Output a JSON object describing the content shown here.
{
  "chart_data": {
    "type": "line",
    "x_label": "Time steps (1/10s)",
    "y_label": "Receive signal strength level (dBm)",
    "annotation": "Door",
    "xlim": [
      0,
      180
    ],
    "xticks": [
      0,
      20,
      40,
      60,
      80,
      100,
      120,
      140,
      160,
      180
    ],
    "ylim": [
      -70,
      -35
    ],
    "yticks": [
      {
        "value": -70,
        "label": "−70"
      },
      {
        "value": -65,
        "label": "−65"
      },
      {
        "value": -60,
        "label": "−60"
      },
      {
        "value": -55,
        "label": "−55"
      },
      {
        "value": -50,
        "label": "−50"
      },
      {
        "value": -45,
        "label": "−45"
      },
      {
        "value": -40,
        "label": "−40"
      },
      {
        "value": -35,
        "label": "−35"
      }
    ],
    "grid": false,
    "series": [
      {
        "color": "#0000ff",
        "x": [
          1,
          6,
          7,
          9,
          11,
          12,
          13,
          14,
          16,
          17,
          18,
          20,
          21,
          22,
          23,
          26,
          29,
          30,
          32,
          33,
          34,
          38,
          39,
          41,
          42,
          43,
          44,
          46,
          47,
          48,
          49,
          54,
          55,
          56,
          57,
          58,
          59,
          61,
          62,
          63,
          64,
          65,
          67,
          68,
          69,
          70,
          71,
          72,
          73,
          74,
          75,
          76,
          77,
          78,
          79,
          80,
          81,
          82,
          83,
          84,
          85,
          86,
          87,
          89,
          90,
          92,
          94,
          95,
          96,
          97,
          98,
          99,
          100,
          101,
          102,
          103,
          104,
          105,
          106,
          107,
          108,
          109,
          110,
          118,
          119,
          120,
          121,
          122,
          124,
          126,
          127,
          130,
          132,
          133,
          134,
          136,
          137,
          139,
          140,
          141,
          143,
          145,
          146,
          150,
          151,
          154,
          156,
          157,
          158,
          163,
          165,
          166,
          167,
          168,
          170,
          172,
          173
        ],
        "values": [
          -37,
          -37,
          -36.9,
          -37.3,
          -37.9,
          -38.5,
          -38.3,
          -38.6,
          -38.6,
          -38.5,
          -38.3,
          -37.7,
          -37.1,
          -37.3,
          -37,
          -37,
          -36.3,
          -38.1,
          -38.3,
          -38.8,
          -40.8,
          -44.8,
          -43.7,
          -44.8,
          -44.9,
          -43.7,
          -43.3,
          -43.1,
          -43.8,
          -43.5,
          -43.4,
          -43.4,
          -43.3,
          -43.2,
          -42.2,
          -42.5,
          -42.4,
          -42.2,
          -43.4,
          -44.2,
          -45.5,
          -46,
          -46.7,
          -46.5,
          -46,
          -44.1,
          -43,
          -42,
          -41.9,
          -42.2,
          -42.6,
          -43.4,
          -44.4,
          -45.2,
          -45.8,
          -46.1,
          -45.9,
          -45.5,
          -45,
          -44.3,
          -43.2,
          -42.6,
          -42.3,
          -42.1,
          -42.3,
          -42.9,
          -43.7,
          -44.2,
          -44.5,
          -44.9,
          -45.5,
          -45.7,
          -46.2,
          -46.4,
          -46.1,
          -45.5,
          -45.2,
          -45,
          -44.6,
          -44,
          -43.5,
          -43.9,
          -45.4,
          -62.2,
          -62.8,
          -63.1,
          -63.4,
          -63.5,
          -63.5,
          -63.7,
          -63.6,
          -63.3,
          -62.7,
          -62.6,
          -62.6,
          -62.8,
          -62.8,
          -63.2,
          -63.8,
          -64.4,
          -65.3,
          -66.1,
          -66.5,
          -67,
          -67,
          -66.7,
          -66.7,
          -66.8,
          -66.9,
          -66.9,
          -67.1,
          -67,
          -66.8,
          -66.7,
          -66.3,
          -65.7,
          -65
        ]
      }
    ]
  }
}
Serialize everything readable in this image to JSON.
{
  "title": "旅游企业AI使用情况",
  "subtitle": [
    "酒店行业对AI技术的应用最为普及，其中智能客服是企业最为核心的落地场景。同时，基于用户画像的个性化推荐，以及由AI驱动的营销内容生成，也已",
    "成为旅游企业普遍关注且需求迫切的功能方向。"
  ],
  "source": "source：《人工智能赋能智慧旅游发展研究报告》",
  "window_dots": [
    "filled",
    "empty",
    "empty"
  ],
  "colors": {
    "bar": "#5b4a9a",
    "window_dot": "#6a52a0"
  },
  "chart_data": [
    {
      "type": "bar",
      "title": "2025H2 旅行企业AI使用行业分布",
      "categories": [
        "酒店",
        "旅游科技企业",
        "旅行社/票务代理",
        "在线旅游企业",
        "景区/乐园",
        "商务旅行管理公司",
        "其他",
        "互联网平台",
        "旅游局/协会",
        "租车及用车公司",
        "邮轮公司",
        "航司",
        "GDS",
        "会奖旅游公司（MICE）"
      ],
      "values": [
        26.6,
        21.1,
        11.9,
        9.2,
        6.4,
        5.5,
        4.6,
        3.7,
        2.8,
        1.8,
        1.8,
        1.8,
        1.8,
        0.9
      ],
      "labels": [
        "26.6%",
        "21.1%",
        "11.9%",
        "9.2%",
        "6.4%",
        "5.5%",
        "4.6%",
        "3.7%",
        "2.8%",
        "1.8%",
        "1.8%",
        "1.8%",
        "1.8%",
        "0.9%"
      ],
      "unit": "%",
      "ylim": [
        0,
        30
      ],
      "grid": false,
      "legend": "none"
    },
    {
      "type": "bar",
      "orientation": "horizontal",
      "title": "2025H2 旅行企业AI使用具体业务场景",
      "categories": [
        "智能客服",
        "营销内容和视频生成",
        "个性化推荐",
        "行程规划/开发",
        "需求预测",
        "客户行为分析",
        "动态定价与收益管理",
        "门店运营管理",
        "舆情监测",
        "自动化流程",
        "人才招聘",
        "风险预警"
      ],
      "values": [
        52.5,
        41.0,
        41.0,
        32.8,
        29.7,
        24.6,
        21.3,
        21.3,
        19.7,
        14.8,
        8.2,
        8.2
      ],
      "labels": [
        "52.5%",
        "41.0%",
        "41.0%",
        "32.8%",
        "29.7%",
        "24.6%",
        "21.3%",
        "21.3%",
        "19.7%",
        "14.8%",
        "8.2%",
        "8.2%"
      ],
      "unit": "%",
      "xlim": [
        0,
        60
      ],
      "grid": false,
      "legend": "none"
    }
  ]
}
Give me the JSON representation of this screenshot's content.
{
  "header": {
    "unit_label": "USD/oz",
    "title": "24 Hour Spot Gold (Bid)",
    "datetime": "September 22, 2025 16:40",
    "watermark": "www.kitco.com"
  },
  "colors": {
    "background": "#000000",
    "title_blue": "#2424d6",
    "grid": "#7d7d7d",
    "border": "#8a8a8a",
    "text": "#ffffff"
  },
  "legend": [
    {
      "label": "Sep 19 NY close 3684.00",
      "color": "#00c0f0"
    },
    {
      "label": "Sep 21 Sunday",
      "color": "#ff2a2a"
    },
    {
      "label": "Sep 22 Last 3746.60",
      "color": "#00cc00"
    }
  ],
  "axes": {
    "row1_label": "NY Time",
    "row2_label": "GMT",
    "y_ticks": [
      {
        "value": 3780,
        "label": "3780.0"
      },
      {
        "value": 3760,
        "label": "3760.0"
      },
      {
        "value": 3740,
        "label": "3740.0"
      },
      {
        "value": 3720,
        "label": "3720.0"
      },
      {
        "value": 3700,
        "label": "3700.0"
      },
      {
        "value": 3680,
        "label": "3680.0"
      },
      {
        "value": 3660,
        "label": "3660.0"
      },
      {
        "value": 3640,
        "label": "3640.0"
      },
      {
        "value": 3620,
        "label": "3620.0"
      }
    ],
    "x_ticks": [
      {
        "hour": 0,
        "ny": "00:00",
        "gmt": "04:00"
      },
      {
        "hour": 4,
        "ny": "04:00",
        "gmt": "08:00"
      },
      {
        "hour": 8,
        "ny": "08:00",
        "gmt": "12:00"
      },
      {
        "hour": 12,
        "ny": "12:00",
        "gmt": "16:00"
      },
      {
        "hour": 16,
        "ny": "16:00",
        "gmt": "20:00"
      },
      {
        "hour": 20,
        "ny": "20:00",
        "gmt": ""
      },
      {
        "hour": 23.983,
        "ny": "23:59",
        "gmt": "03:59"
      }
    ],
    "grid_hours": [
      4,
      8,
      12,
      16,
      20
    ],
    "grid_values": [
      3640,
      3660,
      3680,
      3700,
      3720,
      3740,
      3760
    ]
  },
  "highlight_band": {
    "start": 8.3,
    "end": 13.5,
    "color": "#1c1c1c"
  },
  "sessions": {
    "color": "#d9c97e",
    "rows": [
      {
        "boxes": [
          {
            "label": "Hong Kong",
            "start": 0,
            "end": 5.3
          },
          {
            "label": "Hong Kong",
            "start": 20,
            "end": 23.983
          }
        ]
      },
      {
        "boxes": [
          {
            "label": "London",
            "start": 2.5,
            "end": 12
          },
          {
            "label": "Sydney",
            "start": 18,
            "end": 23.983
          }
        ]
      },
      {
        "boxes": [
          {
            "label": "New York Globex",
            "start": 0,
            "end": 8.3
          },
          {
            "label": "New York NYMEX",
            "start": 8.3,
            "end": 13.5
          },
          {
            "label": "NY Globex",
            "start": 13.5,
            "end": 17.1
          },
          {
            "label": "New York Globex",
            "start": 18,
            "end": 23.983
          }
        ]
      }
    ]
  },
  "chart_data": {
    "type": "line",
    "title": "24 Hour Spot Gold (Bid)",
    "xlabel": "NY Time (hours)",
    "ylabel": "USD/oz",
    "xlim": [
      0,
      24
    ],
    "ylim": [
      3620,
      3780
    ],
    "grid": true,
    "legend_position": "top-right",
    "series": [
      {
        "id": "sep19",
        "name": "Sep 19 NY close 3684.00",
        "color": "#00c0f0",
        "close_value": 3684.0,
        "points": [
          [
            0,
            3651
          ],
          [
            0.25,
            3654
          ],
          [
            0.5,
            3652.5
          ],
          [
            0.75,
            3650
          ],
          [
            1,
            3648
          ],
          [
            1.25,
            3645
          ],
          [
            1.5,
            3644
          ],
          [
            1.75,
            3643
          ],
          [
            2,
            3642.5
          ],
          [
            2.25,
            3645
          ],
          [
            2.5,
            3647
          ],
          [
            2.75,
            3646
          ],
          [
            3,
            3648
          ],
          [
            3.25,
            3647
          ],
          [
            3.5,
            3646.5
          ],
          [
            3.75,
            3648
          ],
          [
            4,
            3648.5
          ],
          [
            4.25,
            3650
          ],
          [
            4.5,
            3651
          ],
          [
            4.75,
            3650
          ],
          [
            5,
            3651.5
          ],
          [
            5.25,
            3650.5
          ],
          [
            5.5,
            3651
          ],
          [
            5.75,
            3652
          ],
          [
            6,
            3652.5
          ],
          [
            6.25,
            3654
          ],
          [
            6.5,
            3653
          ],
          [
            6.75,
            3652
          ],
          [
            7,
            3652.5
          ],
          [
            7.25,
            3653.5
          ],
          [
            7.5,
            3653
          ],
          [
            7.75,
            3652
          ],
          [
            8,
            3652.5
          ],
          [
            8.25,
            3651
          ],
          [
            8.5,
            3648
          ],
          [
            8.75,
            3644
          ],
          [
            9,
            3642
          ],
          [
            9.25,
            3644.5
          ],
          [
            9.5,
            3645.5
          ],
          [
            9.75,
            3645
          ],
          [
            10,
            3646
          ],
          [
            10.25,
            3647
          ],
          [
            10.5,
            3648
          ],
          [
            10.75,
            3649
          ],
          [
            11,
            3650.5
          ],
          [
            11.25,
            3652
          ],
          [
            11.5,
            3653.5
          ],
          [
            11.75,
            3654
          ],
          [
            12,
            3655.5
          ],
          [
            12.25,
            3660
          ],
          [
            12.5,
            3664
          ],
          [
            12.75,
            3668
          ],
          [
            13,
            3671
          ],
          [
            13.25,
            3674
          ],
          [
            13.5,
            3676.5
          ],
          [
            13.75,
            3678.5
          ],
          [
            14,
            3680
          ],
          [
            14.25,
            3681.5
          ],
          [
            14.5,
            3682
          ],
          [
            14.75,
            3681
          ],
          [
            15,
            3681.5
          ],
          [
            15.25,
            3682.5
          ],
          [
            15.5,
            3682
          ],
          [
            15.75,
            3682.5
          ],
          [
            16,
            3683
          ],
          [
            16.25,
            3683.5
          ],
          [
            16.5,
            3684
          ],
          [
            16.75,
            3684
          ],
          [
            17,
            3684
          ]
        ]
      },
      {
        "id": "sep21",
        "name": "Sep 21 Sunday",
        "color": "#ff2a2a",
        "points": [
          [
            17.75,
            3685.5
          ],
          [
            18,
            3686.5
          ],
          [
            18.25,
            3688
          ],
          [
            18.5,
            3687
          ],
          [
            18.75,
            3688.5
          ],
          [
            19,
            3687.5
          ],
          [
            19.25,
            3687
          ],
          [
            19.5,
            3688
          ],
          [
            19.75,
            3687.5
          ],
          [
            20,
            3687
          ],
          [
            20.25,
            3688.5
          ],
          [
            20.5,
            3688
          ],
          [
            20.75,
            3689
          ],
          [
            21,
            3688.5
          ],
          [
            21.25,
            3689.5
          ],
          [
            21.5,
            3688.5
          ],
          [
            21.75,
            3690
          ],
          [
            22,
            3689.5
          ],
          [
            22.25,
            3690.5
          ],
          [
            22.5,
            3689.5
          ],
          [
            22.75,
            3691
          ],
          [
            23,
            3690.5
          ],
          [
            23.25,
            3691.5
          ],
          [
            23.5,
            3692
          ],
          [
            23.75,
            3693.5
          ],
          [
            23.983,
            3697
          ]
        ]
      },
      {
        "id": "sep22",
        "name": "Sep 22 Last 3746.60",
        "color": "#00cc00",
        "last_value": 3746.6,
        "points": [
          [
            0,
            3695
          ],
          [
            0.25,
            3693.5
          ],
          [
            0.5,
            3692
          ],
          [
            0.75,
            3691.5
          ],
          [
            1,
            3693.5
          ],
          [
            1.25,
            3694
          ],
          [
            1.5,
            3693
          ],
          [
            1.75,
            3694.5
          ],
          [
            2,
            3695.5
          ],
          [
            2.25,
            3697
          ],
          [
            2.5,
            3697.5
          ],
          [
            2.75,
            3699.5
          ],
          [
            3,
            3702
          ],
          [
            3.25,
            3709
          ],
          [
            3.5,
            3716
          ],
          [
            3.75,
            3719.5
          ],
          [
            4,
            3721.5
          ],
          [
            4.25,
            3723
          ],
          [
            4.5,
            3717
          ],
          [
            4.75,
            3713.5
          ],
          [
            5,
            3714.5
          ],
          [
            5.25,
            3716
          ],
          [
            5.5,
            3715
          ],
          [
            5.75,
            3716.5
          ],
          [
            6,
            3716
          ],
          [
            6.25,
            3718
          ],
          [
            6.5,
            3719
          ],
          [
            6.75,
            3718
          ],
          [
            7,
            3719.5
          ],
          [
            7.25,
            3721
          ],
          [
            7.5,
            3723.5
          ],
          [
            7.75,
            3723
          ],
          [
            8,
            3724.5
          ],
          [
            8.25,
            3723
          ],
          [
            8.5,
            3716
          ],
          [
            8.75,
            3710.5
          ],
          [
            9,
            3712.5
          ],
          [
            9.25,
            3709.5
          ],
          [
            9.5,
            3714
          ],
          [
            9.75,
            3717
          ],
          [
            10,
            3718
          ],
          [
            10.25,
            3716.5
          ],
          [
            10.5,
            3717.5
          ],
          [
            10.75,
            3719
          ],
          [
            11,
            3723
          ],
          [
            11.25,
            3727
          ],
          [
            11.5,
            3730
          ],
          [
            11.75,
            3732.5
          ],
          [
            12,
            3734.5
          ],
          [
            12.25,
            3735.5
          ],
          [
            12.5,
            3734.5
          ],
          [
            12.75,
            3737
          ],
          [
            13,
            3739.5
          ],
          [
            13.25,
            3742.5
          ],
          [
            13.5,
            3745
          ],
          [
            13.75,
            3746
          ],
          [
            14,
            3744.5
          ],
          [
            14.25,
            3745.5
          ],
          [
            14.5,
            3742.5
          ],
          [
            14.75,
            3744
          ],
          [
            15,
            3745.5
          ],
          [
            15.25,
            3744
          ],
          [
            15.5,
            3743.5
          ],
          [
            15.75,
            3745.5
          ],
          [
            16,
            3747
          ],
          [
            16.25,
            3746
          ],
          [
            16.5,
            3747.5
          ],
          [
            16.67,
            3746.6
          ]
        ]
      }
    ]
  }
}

┄┄┄┄┄┄┄┄┄┄┄┄┄┄┄┄┄┄┄┄

Challenge
Report only how many lines in the entries contain "start".

Output for this task
9